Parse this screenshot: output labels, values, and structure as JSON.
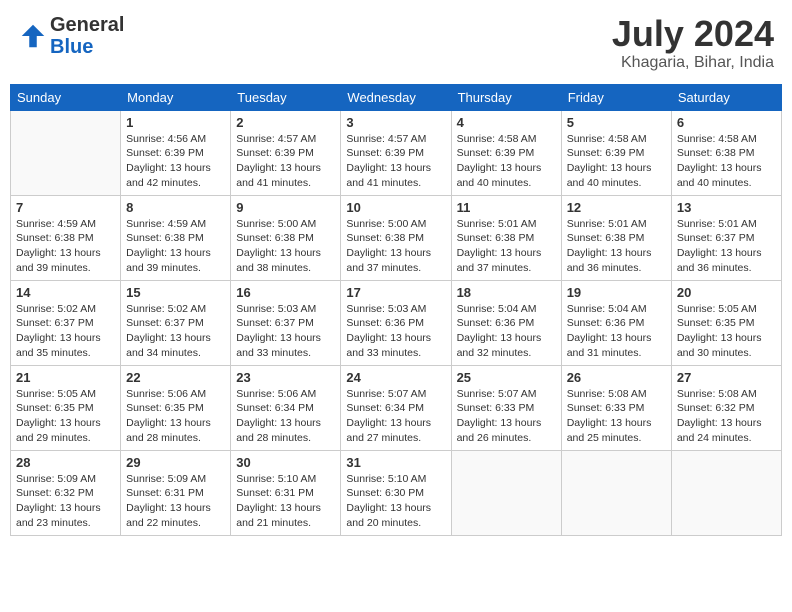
{
  "header": {
    "logo_line1": "General",
    "logo_line2": "Blue",
    "month": "July 2024",
    "location": "Khagaria, Bihar, India"
  },
  "columns": [
    "Sunday",
    "Monday",
    "Tuesday",
    "Wednesday",
    "Thursday",
    "Friday",
    "Saturday"
  ],
  "weeks": [
    [
      {
        "day": "",
        "info": ""
      },
      {
        "day": "1",
        "info": "Sunrise: 4:56 AM\nSunset: 6:39 PM\nDaylight: 13 hours\nand 42 minutes."
      },
      {
        "day": "2",
        "info": "Sunrise: 4:57 AM\nSunset: 6:39 PM\nDaylight: 13 hours\nand 41 minutes."
      },
      {
        "day": "3",
        "info": "Sunrise: 4:57 AM\nSunset: 6:39 PM\nDaylight: 13 hours\nand 41 minutes."
      },
      {
        "day": "4",
        "info": "Sunrise: 4:58 AM\nSunset: 6:39 PM\nDaylight: 13 hours\nand 40 minutes."
      },
      {
        "day": "5",
        "info": "Sunrise: 4:58 AM\nSunset: 6:39 PM\nDaylight: 13 hours\nand 40 minutes."
      },
      {
        "day": "6",
        "info": "Sunrise: 4:58 AM\nSunset: 6:38 PM\nDaylight: 13 hours\nand 40 minutes."
      }
    ],
    [
      {
        "day": "7",
        "info": "Sunrise: 4:59 AM\nSunset: 6:38 PM\nDaylight: 13 hours\nand 39 minutes."
      },
      {
        "day": "8",
        "info": "Sunrise: 4:59 AM\nSunset: 6:38 PM\nDaylight: 13 hours\nand 39 minutes."
      },
      {
        "day": "9",
        "info": "Sunrise: 5:00 AM\nSunset: 6:38 PM\nDaylight: 13 hours\nand 38 minutes."
      },
      {
        "day": "10",
        "info": "Sunrise: 5:00 AM\nSunset: 6:38 PM\nDaylight: 13 hours\nand 37 minutes."
      },
      {
        "day": "11",
        "info": "Sunrise: 5:01 AM\nSunset: 6:38 PM\nDaylight: 13 hours\nand 37 minutes."
      },
      {
        "day": "12",
        "info": "Sunrise: 5:01 AM\nSunset: 6:38 PM\nDaylight: 13 hours\nand 36 minutes."
      },
      {
        "day": "13",
        "info": "Sunrise: 5:01 AM\nSunset: 6:37 PM\nDaylight: 13 hours\nand 36 minutes."
      }
    ],
    [
      {
        "day": "14",
        "info": "Sunrise: 5:02 AM\nSunset: 6:37 PM\nDaylight: 13 hours\nand 35 minutes."
      },
      {
        "day": "15",
        "info": "Sunrise: 5:02 AM\nSunset: 6:37 PM\nDaylight: 13 hours\nand 34 minutes."
      },
      {
        "day": "16",
        "info": "Sunrise: 5:03 AM\nSunset: 6:37 PM\nDaylight: 13 hours\nand 33 minutes."
      },
      {
        "day": "17",
        "info": "Sunrise: 5:03 AM\nSunset: 6:36 PM\nDaylight: 13 hours\nand 33 minutes."
      },
      {
        "day": "18",
        "info": "Sunrise: 5:04 AM\nSunset: 6:36 PM\nDaylight: 13 hours\nand 32 minutes."
      },
      {
        "day": "19",
        "info": "Sunrise: 5:04 AM\nSunset: 6:36 PM\nDaylight: 13 hours\nand 31 minutes."
      },
      {
        "day": "20",
        "info": "Sunrise: 5:05 AM\nSunset: 6:35 PM\nDaylight: 13 hours\nand 30 minutes."
      }
    ],
    [
      {
        "day": "21",
        "info": "Sunrise: 5:05 AM\nSunset: 6:35 PM\nDaylight: 13 hours\nand 29 minutes."
      },
      {
        "day": "22",
        "info": "Sunrise: 5:06 AM\nSunset: 6:35 PM\nDaylight: 13 hours\nand 28 minutes."
      },
      {
        "day": "23",
        "info": "Sunrise: 5:06 AM\nSunset: 6:34 PM\nDaylight: 13 hours\nand 28 minutes."
      },
      {
        "day": "24",
        "info": "Sunrise: 5:07 AM\nSunset: 6:34 PM\nDaylight: 13 hours\nand 27 minutes."
      },
      {
        "day": "25",
        "info": "Sunrise: 5:07 AM\nSunset: 6:33 PM\nDaylight: 13 hours\nand 26 minutes."
      },
      {
        "day": "26",
        "info": "Sunrise: 5:08 AM\nSunset: 6:33 PM\nDaylight: 13 hours\nand 25 minutes."
      },
      {
        "day": "27",
        "info": "Sunrise: 5:08 AM\nSunset: 6:32 PM\nDaylight: 13 hours\nand 24 minutes."
      }
    ],
    [
      {
        "day": "28",
        "info": "Sunrise: 5:09 AM\nSunset: 6:32 PM\nDaylight: 13 hours\nand 23 minutes."
      },
      {
        "day": "29",
        "info": "Sunrise: 5:09 AM\nSunset: 6:31 PM\nDaylight: 13 hours\nand 22 minutes."
      },
      {
        "day": "30",
        "info": "Sunrise: 5:10 AM\nSunset: 6:31 PM\nDaylight: 13 hours\nand 21 minutes."
      },
      {
        "day": "31",
        "info": "Sunrise: 5:10 AM\nSunset: 6:30 PM\nDaylight: 13 hours\nand 20 minutes."
      },
      {
        "day": "",
        "info": ""
      },
      {
        "day": "",
        "info": ""
      },
      {
        "day": "",
        "info": ""
      }
    ]
  ]
}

------------------------------------------------

# Set task
Transcribe all entries above exactly. Drop the pictures.

# Exercise answer
Parse this screenshot: output labels, values, and structure as JSON.
{
  "header": {
    "logo_line1": "General",
    "logo_line2": "Blue",
    "month": "July 2024",
    "location": "Khagaria, Bihar, India"
  },
  "columns": [
    "Sunday",
    "Monday",
    "Tuesday",
    "Wednesday",
    "Thursday",
    "Friday",
    "Saturday"
  ],
  "weeks": [
    [
      {
        "day": "",
        "info": ""
      },
      {
        "day": "1",
        "info": "Sunrise: 4:56 AM\nSunset: 6:39 PM\nDaylight: 13 hours\nand 42 minutes."
      },
      {
        "day": "2",
        "info": "Sunrise: 4:57 AM\nSunset: 6:39 PM\nDaylight: 13 hours\nand 41 minutes."
      },
      {
        "day": "3",
        "info": "Sunrise: 4:57 AM\nSunset: 6:39 PM\nDaylight: 13 hours\nand 41 minutes."
      },
      {
        "day": "4",
        "info": "Sunrise: 4:58 AM\nSunset: 6:39 PM\nDaylight: 13 hours\nand 40 minutes."
      },
      {
        "day": "5",
        "info": "Sunrise: 4:58 AM\nSunset: 6:39 PM\nDaylight: 13 hours\nand 40 minutes."
      },
      {
        "day": "6",
        "info": "Sunrise: 4:58 AM\nSunset: 6:38 PM\nDaylight: 13 hours\nand 40 minutes."
      }
    ],
    [
      {
        "day": "7",
        "info": "Sunrise: 4:59 AM\nSunset: 6:38 PM\nDaylight: 13 hours\nand 39 minutes."
      },
      {
        "day": "8",
        "info": "Sunrise: 4:59 AM\nSunset: 6:38 PM\nDaylight: 13 hours\nand 39 minutes."
      },
      {
        "day": "9",
        "info": "Sunrise: 5:00 AM\nSunset: 6:38 PM\nDaylight: 13 hours\nand 38 minutes."
      },
      {
        "day": "10",
        "info": "Sunrise: 5:00 AM\nSunset: 6:38 PM\nDaylight: 13 hours\nand 37 minutes."
      },
      {
        "day": "11",
        "info": "Sunrise: 5:01 AM\nSunset: 6:38 PM\nDaylight: 13 hours\nand 37 minutes."
      },
      {
        "day": "12",
        "info": "Sunrise: 5:01 AM\nSunset: 6:38 PM\nDaylight: 13 hours\nand 36 minutes."
      },
      {
        "day": "13",
        "info": "Sunrise: 5:01 AM\nSunset: 6:37 PM\nDaylight: 13 hours\nand 36 minutes."
      }
    ],
    [
      {
        "day": "14",
        "info": "Sunrise: 5:02 AM\nSunset: 6:37 PM\nDaylight: 13 hours\nand 35 minutes."
      },
      {
        "day": "15",
        "info": "Sunrise: 5:02 AM\nSunset: 6:37 PM\nDaylight: 13 hours\nand 34 minutes."
      },
      {
        "day": "16",
        "info": "Sunrise: 5:03 AM\nSunset: 6:37 PM\nDaylight: 13 hours\nand 33 minutes."
      },
      {
        "day": "17",
        "info": "Sunrise: 5:03 AM\nSunset: 6:36 PM\nDaylight: 13 hours\nand 33 minutes."
      },
      {
        "day": "18",
        "info": "Sunrise: 5:04 AM\nSunset: 6:36 PM\nDaylight: 13 hours\nand 32 minutes."
      },
      {
        "day": "19",
        "info": "Sunrise: 5:04 AM\nSunset: 6:36 PM\nDaylight: 13 hours\nand 31 minutes."
      },
      {
        "day": "20",
        "info": "Sunrise: 5:05 AM\nSunset: 6:35 PM\nDaylight: 13 hours\nand 30 minutes."
      }
    ],
    [
      {
        "day": "21",
        "info": "Sunrise: 5:05 AM\nSunset: 6:35 PM\nDaylight: 13 hours\nand 29 minutes."
      },
      {
        "day": "22",
        "info": "Sunrise: 5:06 AM\nSunset: 6:35 PM\nDaylight: 13 hours\nand 28 minutes."
      },
      {
        "day": "23",
        "info": "Sunrise: 5:06 AM\nSunset: 6:34 PM\nDaylight: 13 hours\nand 28 minutes."
      },
      {
        "day": "24",
        "info": "Sunrise: 5:07 AM\nSunset: 6:34 PM\nDaylight: 13 hours\nand 27 minutes."
      },
      {
        "day": "25",
        "info": "Sunrise: 5:07 AM\nSunset: 6:33 PM\nDaylight: 13 hours\nand 26 minutes."
      },
      {
        "day": "26",
        "info": "Sunrise: 5:08 AM\nSunset: 6:33 PM\nDaylight: 13 hours\nand 25 minutes."
      },
      {
        "day": "27",
        "info": "Sunrise: 5:08 AM\nSunset: 6:32 PM\nDaylight: 13 hours\nand 24 minutes."
      }
    ],
    [
      {
        "day": "28",
        "info": "Sunrise: 5:09 AM\nSunset: 6:32 PM\nDaylight: 13 hours\nand 23 minutes."
      },
      {
        "day": "29",
        "info": "Sunrise: 5:09 AM\nSunset: 6:31 PM\nDaylight: 13 hours\nand 22 minutes."
      },
      {
        "day": "30",
        "info": "Sunrise: 5:10 AM\nSunset: 6:31 PM\nDaylight: 13 hours\nand 21 minutes."
      },
      {
        "day": "31",
        "info": "Sunrise: 5:10 AM\nSunset: 6:30 PM\nDaylight: 13 hours\nand 20 minutes."
      },
      {
        "day": "",
        "info": ""
      },
      {
        "day": "",
        "info": ""
      },
      {
        "day": "",
        "info": ""
      }
    ]
  ]
}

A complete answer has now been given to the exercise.